*Materials provided:*
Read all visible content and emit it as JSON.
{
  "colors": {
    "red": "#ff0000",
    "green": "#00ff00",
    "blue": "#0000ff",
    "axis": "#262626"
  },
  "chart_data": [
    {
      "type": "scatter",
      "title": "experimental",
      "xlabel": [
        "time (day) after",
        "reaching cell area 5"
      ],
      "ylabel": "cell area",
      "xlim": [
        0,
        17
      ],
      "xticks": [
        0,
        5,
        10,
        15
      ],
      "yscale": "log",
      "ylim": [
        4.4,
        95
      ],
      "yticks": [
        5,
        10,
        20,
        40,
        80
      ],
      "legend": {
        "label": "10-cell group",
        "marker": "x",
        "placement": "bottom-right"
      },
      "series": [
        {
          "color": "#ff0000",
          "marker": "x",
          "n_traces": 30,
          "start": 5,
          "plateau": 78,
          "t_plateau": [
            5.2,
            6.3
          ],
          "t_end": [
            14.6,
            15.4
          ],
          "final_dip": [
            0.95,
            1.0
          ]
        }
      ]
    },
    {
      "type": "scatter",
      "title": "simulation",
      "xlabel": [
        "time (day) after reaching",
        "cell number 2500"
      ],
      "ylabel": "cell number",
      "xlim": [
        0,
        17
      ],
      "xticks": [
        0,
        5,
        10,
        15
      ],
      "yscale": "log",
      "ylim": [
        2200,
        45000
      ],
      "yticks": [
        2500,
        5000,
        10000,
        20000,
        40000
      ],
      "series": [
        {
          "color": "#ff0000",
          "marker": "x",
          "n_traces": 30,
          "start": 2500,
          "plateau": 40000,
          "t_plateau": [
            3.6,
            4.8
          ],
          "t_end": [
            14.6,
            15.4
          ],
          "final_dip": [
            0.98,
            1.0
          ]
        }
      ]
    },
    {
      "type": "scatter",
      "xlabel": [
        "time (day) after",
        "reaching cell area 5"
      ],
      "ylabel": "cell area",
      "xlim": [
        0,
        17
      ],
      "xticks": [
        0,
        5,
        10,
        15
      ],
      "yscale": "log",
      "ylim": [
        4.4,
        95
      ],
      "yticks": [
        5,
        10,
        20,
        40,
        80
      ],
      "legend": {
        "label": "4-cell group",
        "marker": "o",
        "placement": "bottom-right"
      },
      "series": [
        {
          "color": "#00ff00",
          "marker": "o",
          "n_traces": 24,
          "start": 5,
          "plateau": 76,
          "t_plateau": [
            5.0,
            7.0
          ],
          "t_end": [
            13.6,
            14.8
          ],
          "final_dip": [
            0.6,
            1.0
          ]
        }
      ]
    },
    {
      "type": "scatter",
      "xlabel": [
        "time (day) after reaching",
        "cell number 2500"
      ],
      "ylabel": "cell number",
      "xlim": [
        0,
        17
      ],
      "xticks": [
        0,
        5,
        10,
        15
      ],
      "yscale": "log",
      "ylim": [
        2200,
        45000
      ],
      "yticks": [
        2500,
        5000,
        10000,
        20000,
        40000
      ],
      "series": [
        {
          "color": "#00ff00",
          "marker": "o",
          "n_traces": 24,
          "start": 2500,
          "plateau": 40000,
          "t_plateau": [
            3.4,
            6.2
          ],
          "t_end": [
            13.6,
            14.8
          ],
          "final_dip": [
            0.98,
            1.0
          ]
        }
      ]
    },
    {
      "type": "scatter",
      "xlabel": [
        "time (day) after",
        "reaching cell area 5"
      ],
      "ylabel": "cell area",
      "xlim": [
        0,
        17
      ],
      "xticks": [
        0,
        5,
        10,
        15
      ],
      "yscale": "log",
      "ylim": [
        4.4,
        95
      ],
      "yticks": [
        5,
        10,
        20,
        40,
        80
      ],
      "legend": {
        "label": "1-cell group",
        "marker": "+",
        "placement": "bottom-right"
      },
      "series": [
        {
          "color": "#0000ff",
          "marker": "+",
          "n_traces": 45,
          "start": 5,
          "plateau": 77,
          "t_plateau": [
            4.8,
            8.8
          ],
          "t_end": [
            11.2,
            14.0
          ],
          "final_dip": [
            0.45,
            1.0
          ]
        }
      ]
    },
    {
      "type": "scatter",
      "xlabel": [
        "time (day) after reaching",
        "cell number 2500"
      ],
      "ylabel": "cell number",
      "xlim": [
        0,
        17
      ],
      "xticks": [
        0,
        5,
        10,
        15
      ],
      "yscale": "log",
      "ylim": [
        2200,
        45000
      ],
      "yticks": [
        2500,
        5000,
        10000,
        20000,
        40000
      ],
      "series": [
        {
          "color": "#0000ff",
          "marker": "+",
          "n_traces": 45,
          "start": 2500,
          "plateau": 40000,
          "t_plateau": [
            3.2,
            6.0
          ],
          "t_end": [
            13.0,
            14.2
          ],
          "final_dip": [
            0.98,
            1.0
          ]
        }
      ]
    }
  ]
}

*Your instructions:* Reproduce all of the entries word for word.

*Correct response:*
Read all visible content and emit it as JSON.
{
  "colors": {
    "red": "#ff0000",
    "green": "#00ff00",
    "blue": "#0000ff",
    "axis": "#262626"
  },
  "chart_data": [
    {
      "type": "scatter",
      "title": "experimental",
      "xlabel": [
        "time (day) after",
        "reaching cell area 5"
      ],
      "ylabel": "cell area",
      "xlim": [
        0,
        17
      ],
      "xticks": [
        0,
        5,
        10,
        15
      ],
      "yscale": "log",
      "ylim": [
        4.4,
        95
      ],
      "yticks": [
        5,
        10,
        20,
        40,
        80
      ],
      "legend": {
        "label": "10-cell group",
        "marker": "x",
        "placement": "bottom-right"
      },
      "series": [
        {
          "color": "#ff0000",
          "marker": "x",
          "n_traces": 30,
          "start": 5,
          "plateau": 78,
          "t_plateau": [
            5.2,
            6.3
          ],
          "t_end": [
            14.6,
            15.4
          ],
          "final_dip": [
            0.95,
            1.0
          ]
        }
      ]
    },
    {
      "type": "scatter",
      "title": "simulation",
      "xlabel": [
        "time (day) after reaching",
        "cell number 2500"
      ],
      "ylabel": "cell number",
      "xlim": [
        0,
        17
      ],
      "xticks": [
        0,
        5,
        10,
        15
      ],
      "yscale": "log",
      "ylim": [
        2200,
        45000
      ],
      "yticks": [
        2500,
        5000,
        10000,
        20000,
        40000
      ],
      "series": [
        {
          "color": "#ff0000",
          "marker": "x",
          "n_traces": 30,
          "start": 2500,
          "plateau": 40000,
          "t_plateau": [
            3.6,
            4.8
          ],
          "t_end": [
            14.6,
            15.4
          ],
          "final_dip": [
            0.98,
            1.0
          ]
        }
      ]
    },
    {
      "type": "scatter",
      "xlabel": [
        "time (day) after",
        "reaching cell area 5"
      ],
      "ylabel": "cell area",
      "xlim": [
        0,
        17
      ],
      "xticks": [
        0,
        5,
        10,
        15
      ],
      "yscale": "log",
      "ylim": [
        4.4,
        95
      ],
      "yticks": [
        5,
        10,
        20,
        40,
        80
      ],
      "legend": {
        "label": "4-cell group",
        "marker": "o",
        "placement": "bottom-right"
      },
      "series": [
        {
          "color": "#00ff00",
          "marker": "o",
          "n_traces": 24,
          "start": 5,
          "plateau": 76,
          "t_plateau": [
            5.0,
            7.0
          ],
          "t_end": [
            13.6,
            14.8
          ],
          "final_dip": [
            0.6,
            1.0
          ]
        }
      ]
    },
    {
      "type": "scatter",
      "xlabel": [
        "time (day) after reaching",
        "cell number 2500"
      ],
      "ylabel": "cell number",
      "xlim": [
        0,
        17
      ],
      "xticks": [
        0,
        5,
        10,
        15
      ],
      "yscale": "log",
      "ylim": [
        2200,
        45000
      ],
      "yticks": [
        2500,
        5000,
        10000,
        20000,
        40000
      ],
      "series": [
        {
          "color": "#00ff00",
          "marker": "o",
          "n_traces": 24,
          "start": 2500,
          "plateau": 40000,
          "t_plateau": [
            3.4,
            6.2
          ],
          "t_end": [
            13.6,
            14.8
          ],
          "final_dip": [
            0.98,
            1.0
          ]
        }
      ]
    },
    {
      "type": "scatter",
      "xlabel": [
        "time (day) after",
        "reaching cell area 5"
      ],
      "ylabel": "cell area",
      "xlim": [
        0,
        17
      ],
      "xticks": [
        0,
        5,
        10,
        15
      ],
      "yscale": "log",
      "ylim": [
        4.4,
        95
      ],
      "yticks": [
        5,
        10,
        20,
        40,
        80
      ],
      "legend": {
        "label": "1-cell group",
        "marker": "+",
        "placement": "bottom-right"
      },
      "series": [
        {
          "color": "#0000ff",
          "marker": "+",
          "n_traces": 45,
          "start": 5,
          "plateau": 77,
          "t_plateau": [
            4.8,
            8.8
          ],
          "t_end": [
            11.2,
            14.0
          ],
          "final_dip": [
            0.45,
            1.0
          ]
        }
      ]
    },
    {
      "type": "scatter",
      "xlabel": [
        "time (day) after reaching",
        "cell number 2500"
      ],
      "ylabel": "cell number",
      "xlim": [
        0,
        17
      ],
      "xticks": [
        0,
        5,
        10,
        15
      ],
      "yscale": "log",
      "ylim": [
        2200,
        45000
      ],
      "yticks": [
        2500,
        5000,
        10000,
        20000,
        40000
      ],
      "series": [
        {
          "color": "#0000ff",
          "marker": "+",
          "n_traces": 45,
          "start": 2500,
          "plateau": 40000,
          "t_plateau": [
            3.2,
            6.0
          ],
          "t_end": [
            13.0,
            14.2
          ],
          "final_dip": [
            0.98,
            1.0
          ]
        }
      ]
    }
  ]
}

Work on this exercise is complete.